- [WORK TO COMPLETE]: Write out the records below once more, exactly as they stand.

- [DATA FOR THIS EXERCISE]:
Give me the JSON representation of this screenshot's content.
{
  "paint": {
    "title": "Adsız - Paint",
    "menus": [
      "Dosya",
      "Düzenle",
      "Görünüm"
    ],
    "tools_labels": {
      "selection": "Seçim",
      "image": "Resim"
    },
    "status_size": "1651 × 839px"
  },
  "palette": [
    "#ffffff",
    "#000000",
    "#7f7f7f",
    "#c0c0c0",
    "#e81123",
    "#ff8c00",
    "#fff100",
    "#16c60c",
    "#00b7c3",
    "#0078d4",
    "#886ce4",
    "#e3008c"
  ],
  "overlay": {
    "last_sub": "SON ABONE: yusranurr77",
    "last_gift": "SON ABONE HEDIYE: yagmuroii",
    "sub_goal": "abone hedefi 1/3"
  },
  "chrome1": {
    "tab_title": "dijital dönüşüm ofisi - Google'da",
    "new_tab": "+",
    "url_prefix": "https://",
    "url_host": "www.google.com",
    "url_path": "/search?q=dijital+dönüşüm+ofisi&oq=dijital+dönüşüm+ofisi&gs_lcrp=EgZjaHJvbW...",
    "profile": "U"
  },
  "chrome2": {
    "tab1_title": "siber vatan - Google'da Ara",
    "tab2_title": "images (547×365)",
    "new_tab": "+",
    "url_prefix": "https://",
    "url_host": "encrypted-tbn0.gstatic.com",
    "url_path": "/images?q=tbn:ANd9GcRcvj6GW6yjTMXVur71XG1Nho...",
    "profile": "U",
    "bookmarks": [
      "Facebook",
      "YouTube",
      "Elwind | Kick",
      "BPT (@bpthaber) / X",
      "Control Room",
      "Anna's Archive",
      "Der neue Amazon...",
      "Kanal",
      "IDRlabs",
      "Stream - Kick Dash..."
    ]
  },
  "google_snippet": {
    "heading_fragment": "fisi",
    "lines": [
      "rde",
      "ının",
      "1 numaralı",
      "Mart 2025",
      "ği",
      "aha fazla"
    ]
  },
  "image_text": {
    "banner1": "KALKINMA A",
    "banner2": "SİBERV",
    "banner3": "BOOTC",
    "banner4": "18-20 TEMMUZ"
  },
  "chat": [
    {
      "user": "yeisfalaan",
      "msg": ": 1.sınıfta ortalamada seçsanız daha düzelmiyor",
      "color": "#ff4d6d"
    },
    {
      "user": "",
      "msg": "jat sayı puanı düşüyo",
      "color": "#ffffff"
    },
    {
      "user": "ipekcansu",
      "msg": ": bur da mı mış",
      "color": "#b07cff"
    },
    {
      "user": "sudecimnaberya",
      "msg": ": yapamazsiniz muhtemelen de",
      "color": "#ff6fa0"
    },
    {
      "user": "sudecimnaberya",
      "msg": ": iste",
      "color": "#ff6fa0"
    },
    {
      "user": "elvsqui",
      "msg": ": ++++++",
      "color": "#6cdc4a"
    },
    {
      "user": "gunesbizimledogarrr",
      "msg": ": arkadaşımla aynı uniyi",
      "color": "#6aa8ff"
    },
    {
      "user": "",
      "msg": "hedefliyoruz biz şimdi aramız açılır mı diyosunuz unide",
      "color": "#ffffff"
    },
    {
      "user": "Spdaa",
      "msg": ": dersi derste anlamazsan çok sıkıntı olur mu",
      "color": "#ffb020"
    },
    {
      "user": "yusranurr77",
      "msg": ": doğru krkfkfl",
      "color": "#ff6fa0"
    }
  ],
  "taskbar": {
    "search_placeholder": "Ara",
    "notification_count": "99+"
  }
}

- [RESPONSE]:
Give me the JSON representation of this screenshot's content.
{
  "paint": {
    "title": "Adsız - Paint",
    "menus": [
      "Dosya",
      "Düzenle",
      "Görünüm"
    ],
    "tools_labels": {
      "selection": "Seçim",
      "image": "Resim"
    },
    "status_size": "1651 × 839px"
  },
  "palette": [
    "#ffffff",
    "#000000",
    "#7f7f7f",
    "#c0c0c0",
    "#e81123",
    "#ff8c00",
    "#fff100",
    "#16c60c",
    "#00b7c3",
    "#0078d4",
    "#886ce4",
    "#e3008c"
  ],
  "overlay": {
    "last_sub": "SON ABONE: yusranurr77",
    "last_gift": "SON ABONE HEDIYE: yagmuroii",
    "sub_goal": "abone hedefi 1/3"
  },
  "chrome1": {
    "tab_title": "dijital dönüşüm ofisi - Google'da",
    "new_tab": "+",
    "url_prefix": "https://",
    "url_host": "www.google.com",
    "url_path": "/search?q=dijital+dönüşüm+ofisi&oq=dijital+dönüşüm+ofisi&gs_lcrp=EgZjaHJvbW...",
    "profile": "U"
  },
  "chrome2": {
    "tab1_title": "siber vatan - Google'da Ara",
    "tab2_title": "images (547×365)",
    "new_tab": "+",
    "url_prefix": "https://",
    "url_host": "encrypted-tbn0.gstatic.com",
    "url_path": "/images?q=tbn:ANd9GcRcvj6GW6yjTMXVur71XG1Nho...",
    "profile": "U",
    "bookmarks": [
      "Facebook",
      "YouTube",
      "Elwind | Kick",
      "BPT (@bpthaber) / X",
      "Control Room",
      "Anna's Archive",
      "Der neue Amazon...",
      "Kanal",
      "IDRlabs",
      "Stream - Kick Dash..."
    ]
  },
  "google_snippet": {
    "heading_fragment": "fisi",
    "lines": [
      "rde",
      "ının",
      "1 numaralı",
      "Mart 2025",
      "ği",
      "aha fazla"
    ]
  },
  "image_text": {
    "banner1": "KALKINMA A",
    "banner2": "SİBERV",
    "banner3": "BOOTC",
    "banner4": "18-20 TEMMUZ"
  },
  "chat": [
    {
      "user": "yeisfalaan",
      "msg": ": 1.sınıfta ortalamada seçsanız daha düzelmiyor",
      "color": "#ff4d6d"
    },
    {
      "user": "",
      "msg": "jat sayı puanı düşüyo",
      "color": "#ffffff"
    },
    {
      "user": "ipekcansu",
      "msg": ": bur da mı mış",
      "color": "#b07cff"
    },
    {
      "user": "sudecimnaberya",
      "msg": ": yapamazsiniz muhtemelen de",
      "color": "#ff6fa0"
    },
    {
      "user": "sudecimnaberya",
      "msg": ": iste",
      "color": "#ff6fa0"
    },
    {
      "user": "elvsqui",
      "msg": ": ++++++",
      "color": "#6cdc4a"
    },
    {
      "user": "gunesbizimledogarrr",
      "msg": ": arkadaşımla aynı uniyi",
      "color": "#6aa8ff"
    },
    {
      "user": "",
      "msg": "hedefliyoruz biz şimdi aramız açılır mı diyosunuz unide",
      "color": "#ffffff"
    },
    {
      "user": "Spdaa",
      "msg": ": dersi derste anlamazsan çok sıkıntı olur mu",
      "color": "#ffb020"
    },
    {
      "user": "yusranurr77",
      "msg": ": doğru krkfkfl",
      "color": "#ff6fa0"
    }
  ],
  "taskbar": {
    "search_placeholder": "Ara",
    "notification_count": "99+"
  }
}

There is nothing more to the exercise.